Requirements: Output the data word for word, dropping every image.

Data excerpts:

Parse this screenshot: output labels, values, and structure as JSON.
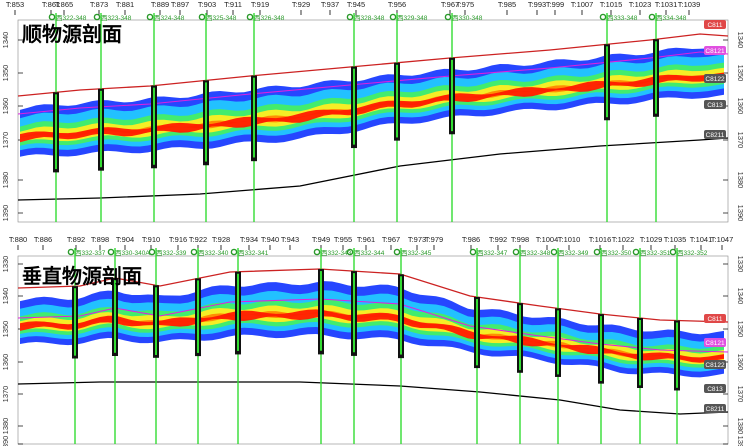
{
  "top_section": {
    "title": "顺物源剖面",
    "traces": [
      "T:853",
      "T:861",
      "T:865",
      "T:873",
      "T:881",
      "T:889",
      "T:897",
      "T:903",
      "T:911",
      "T:919",
      "T:929",
      "T:937",
      "T:945",
      "T:956",
      "T:967",
      "T:975",
      "T:985",
      "T:993",
      "T:999",
      "T:1007",
      "T:1015",
      "T:1023",
      "T:1031",
      "T:1039"
    ],
    "wells": [
      "西322-348",
      "西323-348",
      "西324-348",
      "西325-348",
      "西326-348",
      "西328-348",
      "西329-348",
      "西330-348",
      "西333-348",
      "西334-348"
    ],
    "depth_ticks": [
      "1340",
      "1350",
      "1360",
      "1370",
      "1380",
      "1390"
    ],
    "layers": [
      "C811",
      "C8121",
      "C8122",
      "C813",
      "C8211"
    ]
  },
  "bottom_section": {
    "title": "垂直物源剖面",
    "traces": [
      "T:880",
      "T:886",
      "T:892",
      "T:898",
      "T:904",
      "T:910",
      "T:916",
      "T:922",
      "T:928",
      "T:934",
      "T:940",
      "T:943",
      "T:949",
      "T:955",
      "T:961",
      "T:967",
      "T:973",
      "T:979",
      "T:986",
      "T:992",
      "T:998",
      "T:1004",
      "T:1010",
      "T:1016",
      "T:1022",
      "T:1029",
      "T:1035",
      "T:1041",
      "T:1047"
    ],
    "wells": [
      "西332-337",
      "西330-340A",
      "西332-339",
      "西332-340",
      "西332-341",
      "西332-343",
      "西332-344",
      "西332-345",
      "西332-347",
      "西332-348",
      "西332-349",
      "西332-350",
      "西332-351",
      "西332-352"
    ],
    "depth_ticks": [
      "1330",
      "1340",
      "1350",
      "1360",
      "1370",
      "1380",
      "1390"
    ],
    "layers": [
      "C811",
      "C8121",
      "C8122",
      "C813",
      "C8211"
    ]
  },
  "colors": {
    "well": "#33dd33",
    "top_horizon": "#cc2222",
    "mid_horizon": "#dd22dd",
    "base": "#000000",
    "sand_core": "#ff1a00"
  }
}
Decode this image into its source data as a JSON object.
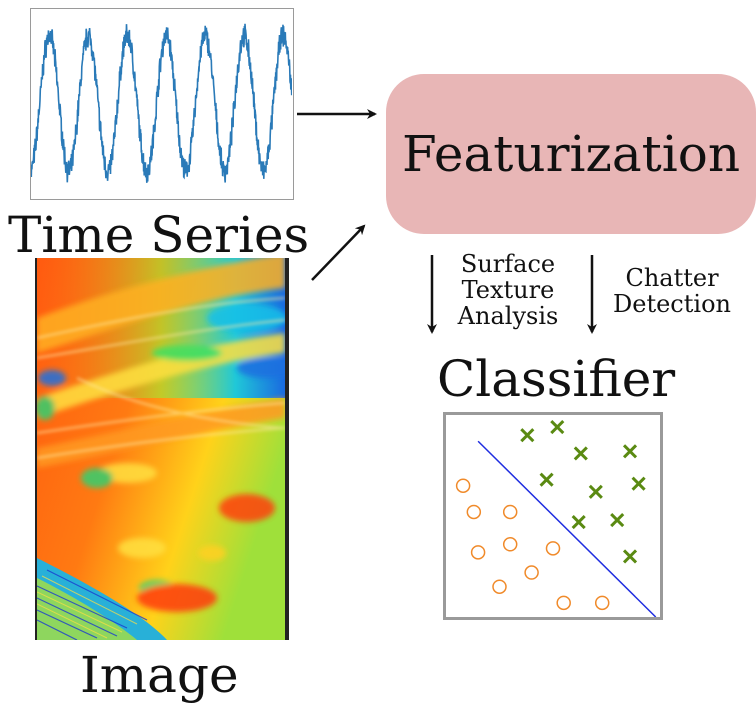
{
  "labels": {
    "time_series": "Time Series",
    "image": "Image",
    "featurization": "Featurization",
    "classifier": "Classifier",
    "surface_texture_analysis": [
      "Surface",
      "Texture",
      "Analysis"
    ],
    "chatter_detection": [
      "Chatter",
      "Detection"
    ]
  },
  "colors": {
    "signal_line": "#2a7ab8",
    "featurization_fill": "#e8b6b6",
    "panel_border": "#9a9a9a",
    "decision_boundary": "#1f2de0",
    "class_circle": "#f08a2a",
    "class_cross": "#5a8a12"
  },
  "classifier_points": {
    "circles": [
      [
        0.08,
        0.35
      ],
      [
        0.13,
        0.48
      ],
      [
        0.3,
        0.48
      ],
      [
        0.15,
        0.68
      ],
      [
        0.3,
        0.64
      ],
      [
        0.5,
        0.66
      ],
      [
        0.4,
        0.78
      ],
      [
        0.25,
        0.85
      ],
      [
        0.55,
        0.93
      ],
      [
        0.73,
        0.93
      ]
    ],
    "crosses": [
      [
        0.38,
        0.1
      ],
      [
        0.52,
        0.06
      ],
      [
        0.63,
        0.19
      ],
      [
        0.86,
        0.18
      ],
      [
        0.47,
        0.32
      ],
      [
        0.7,
        0.38
      ],
      [
        0.9,
        0.34
      ],
      [
        0.62,
        0.53
      ],
      [
        0.8,
        0.52
      ],
      [
        0.86,
        0.7
      ]
    ],
    "boundary": [
      [
        0.15,
        0.13
      ],
      [
        0.98,
        1.0
      ]
    ]
  }
}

Exercise output:
Parse this screenshot: output labels, values, and structure as JSON.
{
  "top_section": {
    "title": "顺物源剖面",
    "traces": [
      "T:853",
      "T:861",
      "T:865",
      "T:873",
      "T:881",
      "T:889",
      "T:897",
      "T:903",
      "T:911",
      "T:919",
      "T:929",
      "T:937",
      "T:945",
      "T:956",
      "T:967",
      "T:975",
      "T:985",
      "T:993",
      "T:999",
      "T:1007",
      "T:1015",
      "T:1023",
      "T:1031",
      "T:1039"
    ],
    "wells": [
      "西322-348",
      "西323-348",
      "西324-348",
      "西325-348",
      "西326-348",
      "西328-348",
      "西329-348",
      "西330-348",
      "西333-348",
      "西334-348"
    ],
    "depth_ticks": [
      "1340",
      "1350",
      "1360",
      "1370",
      "1380",
      "1390"
    ],
    "layers": [
      "C811",
      "C8121",
      "C8122",
      "C813",
      "C8211"
    ]
  },
  "bottom_section": {
    "title": "垂直物源剖面",
    "traces": [
      "T:880",
      "T:886",
      "T:892",
      "T:898",
      "T:904",
      "T:910",
      "T:916",
      "T:922",
      "T:928",
      "T:934",
      "T:940",
      "T:943",
      "T:949",
      "T:955",
      "T:961",
      "T:967",
      "T:973",
      "T:979",
      "T:986",
      "T:992",
      "T:998",
      "T:1004",
      "T:1010",
      "T:1016",
      "T:1022",
      "T:1029",
      "T:1035",
      "T:1041",
      "T:1047"
    ],
    "wells": [
      "西332-337",
      "西330-340A",
      "西332-339",
      "西332-340",
      "西332-341",
      "西332-343",
      "西332-344",
      "西332-345",
      "西332-347",
      "西332-348",
      "西332-349",
      "西332-350",
      "西332-351",
      "西332-352"
    ],
    "depth_ticks": [
      "1330",
      "1340",
      "1350",
      "1360",
      "1370",
      "1380",
      "1390"
    ],
    "layers": [
      "C811",
      "C8121",
      "C8122",
      "C813",
      "C8211"
    ]
  },
  "colors": {
    "well": "#33dd33",
    "top_horizon": "#cc2222",
    "mid_horizon": "#dd22dd",
    "base": "#000000",
    "sand_core": "#ff1a00"
  }
}
Decode this image into its source data as a JSON object.
{
  "labels": {
    "time_series": "Time Series",
    "image": "Image",
    "featurization": "Featurization",
    "classifier": "Classifier",
    "surface_texture_analysis": [
      "Surface",
      "Texture",
      "Analysis"
    ],
    "chatter_detection": [
      "Chatter",
      "Detection"
    ]
  },
  "colors": {
    "signal_line": "#2a7ab8",
    "featurization_fill": "#e8b6b6",
    "panel_border": "#9a9a9a",
    "decision_boundary": "#1f2de0",
    "class_circle": "#f08a2a",
    "class_cross": "#5a8a12"
  },
  "classifier_points": {
    "circles": [
      [
        0.08,
        0.35
      ],
      [
        0.13,
        0.48
      ],
      [
        0.3,
        0.48
      ],
      [
        0.15,
        0.68
      ],
      [
        0.3,
        0.64
      ],
      [
        0.5,
        0.66
      ],
      [
        0.4,
        0.78
      ],
      [
        0.25,
        0.85
      ],
      [
        0.55,
        0.93
      ],
      [
        0.73,
        0.93
      ]
    ],
    "crosses": [
      [
        0.38,
        0.1
      ],
      [
        0.52,
        0.06
      ],
      [
        0.63,
        0.19
      ],
      [
        0.86,
        0.18
      ],
      [
        0.47,
        0.32
      ],
      [
        0.7,
        0.38
      ],
      [
        0.9,
        0.34
      ],
      [
        0.62,
        0.53
      ],
      [
        0.8,
        0.52
      ],
      [
        0.86,
        0.7
      ]
    ],
    "boundary": [
      [
        0.15,
        0.13
      ],
      [
        0.98,
        1.0
      ]
    ]
  }
}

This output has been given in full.